> _Set task_:
Repeat the records word for word, excluding any picture.

> _Material_:
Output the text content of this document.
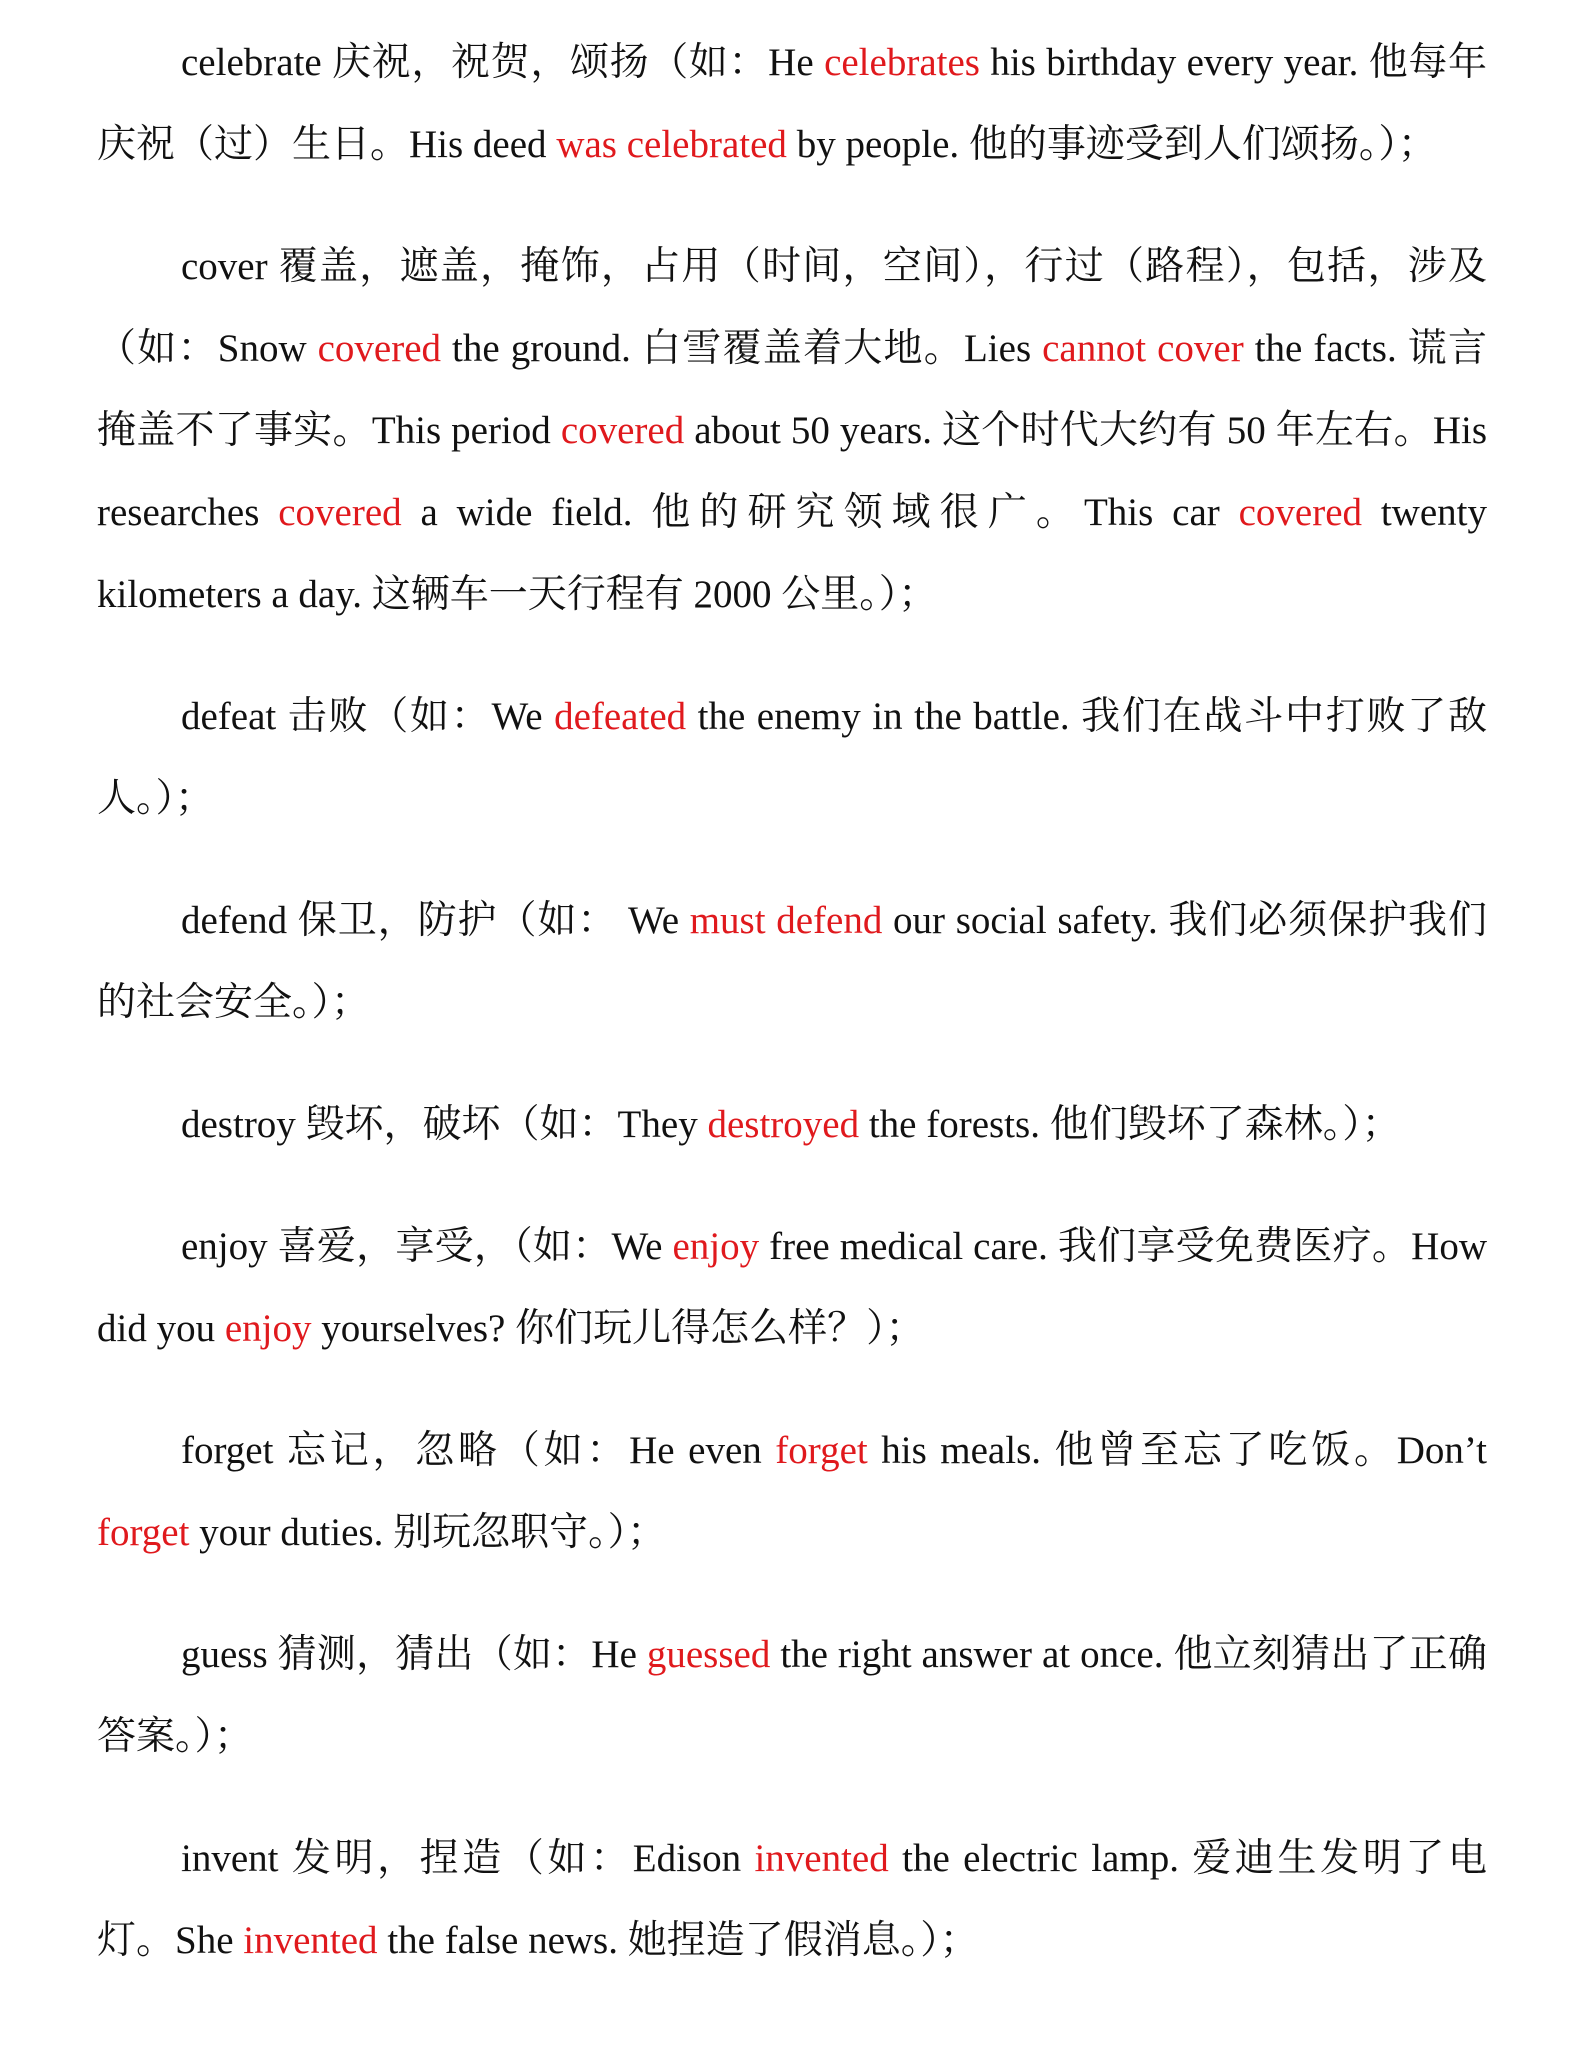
celebrate 庆祝，祝贺，颂扬（如：He celebrates his birthday every year. 他每年庆祝（过）生日。His deed was celebrated by people. 他的事迹受到人们颂扬。）；

cover 覆盖，遮盖，掩饰，占用（时间，空间），行过（路程），包括，涉及（如：Snow covered the ground. 白雪覆盖着大地。Lies cannot cover the facts. 谎言掩盖不了事实。This period covered about 50 years. 这个时代大约有 50 年左右。His researches covered a wide field. 他的研究领域很广。This car covered twenty kilometers a day. 这辆车一天行程有 2000 公里。）；

defeat 击败（如：We defeated the enemy in the battle. 我们在战斗中打败了敌人。）；

defend 保卫，防护（如： We must defend our social safety. 我们必须保护我们的社会安全。）；

destroy 毁坏，破坏（如：They destroyed the forests. 他们毁坏了森林。）；

enjoy 喜爱，享受，（如：We enjoy free medical care. 我们享受免费医疗。How did you enjoy yourselves? 你们玩儿得怎么样？）；

forget 忘记，忽略（如：He even forget his meals. 他曾至忘了吃饭。Don’t forget your duties. 别玩忽职守。）；

guess 猜测，猜出（如：He guessed the right answer at once. 他立刻猜出了正确答案。）；

invent 发明，捏造（如：Edison invented the electric lamp. 爱迪生发明了电灯。She invented the false news. 她捏造了假消息。）；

> _Solution_:
Output the text content of this document.
celebrate 庆祝，祝贺，颂扬（如：He celebrates his birthday every year. 他每年庆祝（过）生日。His deed was celebrated by people. 他的事迹受到人们颂扬。）；

cover 覆盖，遮盖，掩饰，占用（时间，空间），行过（路程），包括，涉及（如：Snow covered the ground. 白雪覆盖着大地。Lies cannot cover the facts. 谎言掩盖不了事实。This period covered about 50 years. 这个时代大约有 50 年左右。His researches covered a wide field. 他的研究领域很广。This car covered twenty kilometers a day. 这辆车一天行程有 2000 公里。）；

defeat 击败（如：We defeated the enemy in the battle. 我们在战斗中打败了敌人。）；

defend 保卫，防护（如： We must defend our social safety. 我们必须保护我们的社会安全。）；

destroy 毁坏，破坏（如：They destroyed the forests. 他们毁坏了森林。）；

enjoy 喜爱，享受，（如：We enjoy free medical care. 我们享受免费医疗。How did you enjoy yourselves? 你们玩儿得怎么样？）；

forget 忘记，忽略（如：He even forget his meals. 他曾至忘了吃饭。Don’t forget your duties. 别玩忽职守。）；

guess 猜测，猜出（如：He guessed the right answer at once. 他立刻猜出了正确答案。）；

invent 发明，捏造（如：Edison invented the electric lamp. 爱迪生发明了电灯。She invented the false news. 她捏造了假消息。）；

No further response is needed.